Exercise prompt >> Search the entries for the word "name". Copy every line where it turns up.

Saved entries >>
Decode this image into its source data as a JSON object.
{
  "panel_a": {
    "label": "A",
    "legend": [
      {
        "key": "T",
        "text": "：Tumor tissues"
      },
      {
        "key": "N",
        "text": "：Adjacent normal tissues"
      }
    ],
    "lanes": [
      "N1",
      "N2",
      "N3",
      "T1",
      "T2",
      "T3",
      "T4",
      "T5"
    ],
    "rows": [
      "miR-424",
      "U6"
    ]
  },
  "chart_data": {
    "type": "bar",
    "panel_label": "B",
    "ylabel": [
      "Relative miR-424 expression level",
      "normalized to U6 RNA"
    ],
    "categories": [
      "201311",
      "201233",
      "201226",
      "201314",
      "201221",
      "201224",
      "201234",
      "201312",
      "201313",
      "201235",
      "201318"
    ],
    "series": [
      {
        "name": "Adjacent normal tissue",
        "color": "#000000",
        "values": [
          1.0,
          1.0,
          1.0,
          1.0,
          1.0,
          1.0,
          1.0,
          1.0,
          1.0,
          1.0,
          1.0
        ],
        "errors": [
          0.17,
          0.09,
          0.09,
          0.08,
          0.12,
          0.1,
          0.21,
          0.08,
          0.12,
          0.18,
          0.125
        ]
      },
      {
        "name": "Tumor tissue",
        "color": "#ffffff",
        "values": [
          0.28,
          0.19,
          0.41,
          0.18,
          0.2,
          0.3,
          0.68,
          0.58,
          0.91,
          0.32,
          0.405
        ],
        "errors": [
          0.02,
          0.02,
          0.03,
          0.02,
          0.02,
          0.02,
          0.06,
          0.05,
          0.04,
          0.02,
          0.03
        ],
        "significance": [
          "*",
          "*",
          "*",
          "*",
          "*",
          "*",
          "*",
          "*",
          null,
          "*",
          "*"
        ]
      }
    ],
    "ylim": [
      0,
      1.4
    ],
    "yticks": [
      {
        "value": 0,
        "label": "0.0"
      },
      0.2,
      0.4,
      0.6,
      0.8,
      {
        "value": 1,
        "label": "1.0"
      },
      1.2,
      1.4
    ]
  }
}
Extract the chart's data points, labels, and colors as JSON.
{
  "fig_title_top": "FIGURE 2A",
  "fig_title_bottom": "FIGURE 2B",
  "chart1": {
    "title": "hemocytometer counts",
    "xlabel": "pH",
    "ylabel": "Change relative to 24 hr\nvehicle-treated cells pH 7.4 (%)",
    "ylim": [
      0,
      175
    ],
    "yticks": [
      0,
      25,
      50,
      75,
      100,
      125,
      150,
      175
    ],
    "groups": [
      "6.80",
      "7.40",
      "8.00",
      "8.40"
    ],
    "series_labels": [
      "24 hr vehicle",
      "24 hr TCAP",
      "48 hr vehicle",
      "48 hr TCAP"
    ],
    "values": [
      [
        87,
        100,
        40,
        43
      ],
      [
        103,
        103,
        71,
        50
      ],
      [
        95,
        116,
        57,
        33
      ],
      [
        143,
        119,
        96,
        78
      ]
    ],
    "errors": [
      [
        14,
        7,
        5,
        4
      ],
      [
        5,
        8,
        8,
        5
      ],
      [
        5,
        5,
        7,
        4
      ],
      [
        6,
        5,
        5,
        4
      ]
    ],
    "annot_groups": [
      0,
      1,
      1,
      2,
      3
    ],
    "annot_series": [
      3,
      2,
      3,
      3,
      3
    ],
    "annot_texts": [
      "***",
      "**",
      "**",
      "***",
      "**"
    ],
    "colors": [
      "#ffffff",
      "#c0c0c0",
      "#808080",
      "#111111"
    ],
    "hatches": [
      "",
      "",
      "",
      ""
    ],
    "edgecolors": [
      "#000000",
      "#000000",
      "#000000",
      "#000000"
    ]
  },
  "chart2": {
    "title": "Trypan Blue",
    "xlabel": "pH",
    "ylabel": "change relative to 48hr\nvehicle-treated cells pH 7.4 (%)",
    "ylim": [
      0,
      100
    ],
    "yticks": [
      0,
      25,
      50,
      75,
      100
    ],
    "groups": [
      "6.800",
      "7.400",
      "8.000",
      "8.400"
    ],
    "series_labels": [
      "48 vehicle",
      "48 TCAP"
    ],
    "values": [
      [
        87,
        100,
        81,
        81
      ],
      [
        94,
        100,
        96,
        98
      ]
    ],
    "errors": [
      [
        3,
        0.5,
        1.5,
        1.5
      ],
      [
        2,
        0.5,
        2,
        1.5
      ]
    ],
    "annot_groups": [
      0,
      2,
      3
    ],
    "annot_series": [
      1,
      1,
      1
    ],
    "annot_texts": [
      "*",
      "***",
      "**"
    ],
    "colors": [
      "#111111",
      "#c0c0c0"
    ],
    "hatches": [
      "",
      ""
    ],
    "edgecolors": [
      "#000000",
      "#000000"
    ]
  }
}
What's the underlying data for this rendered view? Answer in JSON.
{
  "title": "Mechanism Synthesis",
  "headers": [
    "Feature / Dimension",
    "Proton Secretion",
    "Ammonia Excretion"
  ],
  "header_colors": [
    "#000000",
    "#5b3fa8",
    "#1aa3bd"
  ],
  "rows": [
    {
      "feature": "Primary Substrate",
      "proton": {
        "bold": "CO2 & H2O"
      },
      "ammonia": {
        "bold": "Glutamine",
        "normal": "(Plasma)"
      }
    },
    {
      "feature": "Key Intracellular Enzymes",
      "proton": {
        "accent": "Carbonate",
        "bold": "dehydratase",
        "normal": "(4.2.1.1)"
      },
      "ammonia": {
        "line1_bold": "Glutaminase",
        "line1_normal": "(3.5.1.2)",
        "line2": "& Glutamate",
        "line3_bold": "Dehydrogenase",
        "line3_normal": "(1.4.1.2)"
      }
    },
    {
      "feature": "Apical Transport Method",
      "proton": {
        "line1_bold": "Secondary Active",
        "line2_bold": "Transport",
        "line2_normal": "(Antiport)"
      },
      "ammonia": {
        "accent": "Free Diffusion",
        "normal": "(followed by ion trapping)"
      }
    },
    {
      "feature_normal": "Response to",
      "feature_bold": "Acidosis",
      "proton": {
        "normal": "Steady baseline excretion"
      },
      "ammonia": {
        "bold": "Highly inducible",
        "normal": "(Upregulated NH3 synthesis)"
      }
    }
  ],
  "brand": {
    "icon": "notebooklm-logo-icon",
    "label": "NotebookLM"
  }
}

Task result >>
        "name": "Adjacent normal tissue",
        "name": "Tumor tissue",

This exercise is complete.